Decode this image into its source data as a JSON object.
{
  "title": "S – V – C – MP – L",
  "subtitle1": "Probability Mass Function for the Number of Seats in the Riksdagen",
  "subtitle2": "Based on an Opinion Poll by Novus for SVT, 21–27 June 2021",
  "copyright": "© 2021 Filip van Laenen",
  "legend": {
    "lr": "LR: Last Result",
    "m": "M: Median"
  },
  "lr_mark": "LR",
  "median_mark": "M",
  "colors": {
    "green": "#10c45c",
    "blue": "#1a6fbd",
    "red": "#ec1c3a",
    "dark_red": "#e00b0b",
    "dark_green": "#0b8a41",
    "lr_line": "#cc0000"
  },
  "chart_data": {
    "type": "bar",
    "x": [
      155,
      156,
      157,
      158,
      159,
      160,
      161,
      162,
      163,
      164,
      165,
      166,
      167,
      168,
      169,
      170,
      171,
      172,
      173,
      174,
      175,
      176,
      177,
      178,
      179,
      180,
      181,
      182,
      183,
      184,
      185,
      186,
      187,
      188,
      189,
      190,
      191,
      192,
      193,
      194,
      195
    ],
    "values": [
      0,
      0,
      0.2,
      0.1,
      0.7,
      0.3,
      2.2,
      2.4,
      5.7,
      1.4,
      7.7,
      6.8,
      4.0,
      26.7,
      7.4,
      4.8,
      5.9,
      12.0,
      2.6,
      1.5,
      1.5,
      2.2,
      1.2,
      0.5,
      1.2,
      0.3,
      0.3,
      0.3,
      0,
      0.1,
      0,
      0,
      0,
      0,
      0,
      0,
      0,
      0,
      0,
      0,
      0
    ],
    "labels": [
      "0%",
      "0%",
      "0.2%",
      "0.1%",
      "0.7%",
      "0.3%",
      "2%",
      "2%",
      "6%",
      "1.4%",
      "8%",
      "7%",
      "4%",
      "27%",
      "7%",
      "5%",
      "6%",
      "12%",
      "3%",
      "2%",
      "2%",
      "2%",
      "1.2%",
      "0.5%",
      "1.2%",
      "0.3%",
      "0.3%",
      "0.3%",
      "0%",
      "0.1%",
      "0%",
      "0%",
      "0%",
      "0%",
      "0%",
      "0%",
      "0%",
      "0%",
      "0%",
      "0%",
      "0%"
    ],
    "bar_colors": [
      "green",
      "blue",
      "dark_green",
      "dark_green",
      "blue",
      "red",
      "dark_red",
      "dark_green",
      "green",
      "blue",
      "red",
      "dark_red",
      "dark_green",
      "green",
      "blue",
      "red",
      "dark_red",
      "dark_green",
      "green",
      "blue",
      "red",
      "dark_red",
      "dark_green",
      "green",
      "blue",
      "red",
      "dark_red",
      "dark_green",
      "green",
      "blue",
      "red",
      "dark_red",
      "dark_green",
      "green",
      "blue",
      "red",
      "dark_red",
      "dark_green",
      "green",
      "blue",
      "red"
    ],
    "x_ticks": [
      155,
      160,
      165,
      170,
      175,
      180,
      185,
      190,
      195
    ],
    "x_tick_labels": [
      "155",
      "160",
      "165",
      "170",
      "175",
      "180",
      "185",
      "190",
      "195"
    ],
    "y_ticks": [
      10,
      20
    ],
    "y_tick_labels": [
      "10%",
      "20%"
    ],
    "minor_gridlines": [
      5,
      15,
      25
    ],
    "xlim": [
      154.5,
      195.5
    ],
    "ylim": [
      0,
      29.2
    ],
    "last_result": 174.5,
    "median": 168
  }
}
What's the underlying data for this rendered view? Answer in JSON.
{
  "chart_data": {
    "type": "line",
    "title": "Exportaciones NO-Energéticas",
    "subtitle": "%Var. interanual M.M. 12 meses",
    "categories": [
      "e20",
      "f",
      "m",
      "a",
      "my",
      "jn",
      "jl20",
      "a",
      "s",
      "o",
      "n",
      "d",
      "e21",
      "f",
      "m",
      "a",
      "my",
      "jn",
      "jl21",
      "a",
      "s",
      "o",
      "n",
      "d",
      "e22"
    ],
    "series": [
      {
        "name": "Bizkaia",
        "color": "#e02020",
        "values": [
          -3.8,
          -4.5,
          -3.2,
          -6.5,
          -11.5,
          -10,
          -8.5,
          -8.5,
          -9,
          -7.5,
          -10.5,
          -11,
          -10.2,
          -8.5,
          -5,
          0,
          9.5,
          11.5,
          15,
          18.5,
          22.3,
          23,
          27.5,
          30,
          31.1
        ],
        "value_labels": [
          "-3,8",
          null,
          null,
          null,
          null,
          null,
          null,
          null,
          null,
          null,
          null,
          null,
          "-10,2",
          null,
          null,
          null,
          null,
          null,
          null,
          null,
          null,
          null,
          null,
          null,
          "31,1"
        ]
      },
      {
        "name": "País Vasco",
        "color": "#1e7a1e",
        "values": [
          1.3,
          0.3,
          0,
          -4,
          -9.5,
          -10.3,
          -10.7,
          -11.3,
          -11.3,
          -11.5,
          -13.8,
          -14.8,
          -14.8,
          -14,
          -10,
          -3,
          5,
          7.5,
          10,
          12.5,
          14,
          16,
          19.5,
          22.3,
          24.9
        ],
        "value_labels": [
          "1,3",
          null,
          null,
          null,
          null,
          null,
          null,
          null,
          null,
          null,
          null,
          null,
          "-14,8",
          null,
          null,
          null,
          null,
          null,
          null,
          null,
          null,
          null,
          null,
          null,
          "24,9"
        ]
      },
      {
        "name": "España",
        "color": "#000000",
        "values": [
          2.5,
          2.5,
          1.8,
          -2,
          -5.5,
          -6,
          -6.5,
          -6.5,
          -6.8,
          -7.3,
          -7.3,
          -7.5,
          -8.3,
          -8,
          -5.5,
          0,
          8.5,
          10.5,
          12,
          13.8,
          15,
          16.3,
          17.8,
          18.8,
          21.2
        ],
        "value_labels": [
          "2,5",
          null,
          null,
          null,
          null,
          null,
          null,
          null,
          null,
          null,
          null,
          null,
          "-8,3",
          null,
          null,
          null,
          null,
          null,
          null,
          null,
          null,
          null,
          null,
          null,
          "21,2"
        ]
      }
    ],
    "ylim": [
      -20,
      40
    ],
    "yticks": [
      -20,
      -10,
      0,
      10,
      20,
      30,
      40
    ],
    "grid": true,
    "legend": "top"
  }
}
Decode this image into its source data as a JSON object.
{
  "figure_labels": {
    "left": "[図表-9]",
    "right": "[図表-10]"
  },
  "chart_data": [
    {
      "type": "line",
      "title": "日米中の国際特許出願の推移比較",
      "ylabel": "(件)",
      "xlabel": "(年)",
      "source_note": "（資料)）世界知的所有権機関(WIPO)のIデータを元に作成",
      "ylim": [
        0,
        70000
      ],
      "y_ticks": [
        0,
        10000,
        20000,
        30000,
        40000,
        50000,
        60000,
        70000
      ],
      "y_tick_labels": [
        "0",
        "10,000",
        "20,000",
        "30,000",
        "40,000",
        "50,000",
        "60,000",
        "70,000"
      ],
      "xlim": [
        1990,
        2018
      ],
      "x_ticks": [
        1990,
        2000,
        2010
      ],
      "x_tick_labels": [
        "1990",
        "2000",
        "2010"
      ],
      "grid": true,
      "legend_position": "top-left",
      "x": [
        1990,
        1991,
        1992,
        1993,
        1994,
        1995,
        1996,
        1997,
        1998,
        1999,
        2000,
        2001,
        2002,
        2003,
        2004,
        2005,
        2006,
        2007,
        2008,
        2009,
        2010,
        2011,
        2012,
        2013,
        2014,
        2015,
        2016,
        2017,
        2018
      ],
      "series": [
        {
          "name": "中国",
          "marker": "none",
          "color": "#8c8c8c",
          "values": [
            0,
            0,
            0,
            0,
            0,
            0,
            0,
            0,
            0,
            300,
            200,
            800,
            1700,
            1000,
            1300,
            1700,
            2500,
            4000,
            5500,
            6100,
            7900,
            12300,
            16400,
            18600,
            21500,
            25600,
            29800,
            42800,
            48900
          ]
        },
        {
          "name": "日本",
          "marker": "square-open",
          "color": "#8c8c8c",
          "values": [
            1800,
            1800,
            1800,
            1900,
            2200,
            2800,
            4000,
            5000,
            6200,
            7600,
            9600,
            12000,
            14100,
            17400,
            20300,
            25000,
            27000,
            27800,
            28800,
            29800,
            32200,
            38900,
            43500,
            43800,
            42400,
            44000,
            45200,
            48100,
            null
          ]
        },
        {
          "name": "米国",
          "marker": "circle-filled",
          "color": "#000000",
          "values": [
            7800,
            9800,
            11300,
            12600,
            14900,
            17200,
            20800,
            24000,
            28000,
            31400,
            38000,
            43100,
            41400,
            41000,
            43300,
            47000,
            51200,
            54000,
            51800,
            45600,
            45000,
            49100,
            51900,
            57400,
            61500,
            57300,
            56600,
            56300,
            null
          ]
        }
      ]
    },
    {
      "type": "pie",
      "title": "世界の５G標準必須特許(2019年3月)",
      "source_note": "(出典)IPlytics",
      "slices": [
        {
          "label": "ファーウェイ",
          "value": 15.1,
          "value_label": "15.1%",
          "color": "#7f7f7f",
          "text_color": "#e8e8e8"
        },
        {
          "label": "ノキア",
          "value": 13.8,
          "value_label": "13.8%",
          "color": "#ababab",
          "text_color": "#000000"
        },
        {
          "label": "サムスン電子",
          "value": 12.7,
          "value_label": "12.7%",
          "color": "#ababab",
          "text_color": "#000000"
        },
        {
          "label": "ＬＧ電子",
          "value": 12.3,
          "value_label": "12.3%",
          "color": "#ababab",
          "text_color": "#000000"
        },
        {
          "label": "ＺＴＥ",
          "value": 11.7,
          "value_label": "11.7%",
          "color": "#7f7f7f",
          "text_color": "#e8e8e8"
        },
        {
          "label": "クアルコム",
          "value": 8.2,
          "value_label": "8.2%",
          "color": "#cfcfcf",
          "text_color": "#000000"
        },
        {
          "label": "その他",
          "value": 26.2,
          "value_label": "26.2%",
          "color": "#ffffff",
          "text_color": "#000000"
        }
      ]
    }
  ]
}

··········

State how many lines of the data include the word "name", with nothing else.

6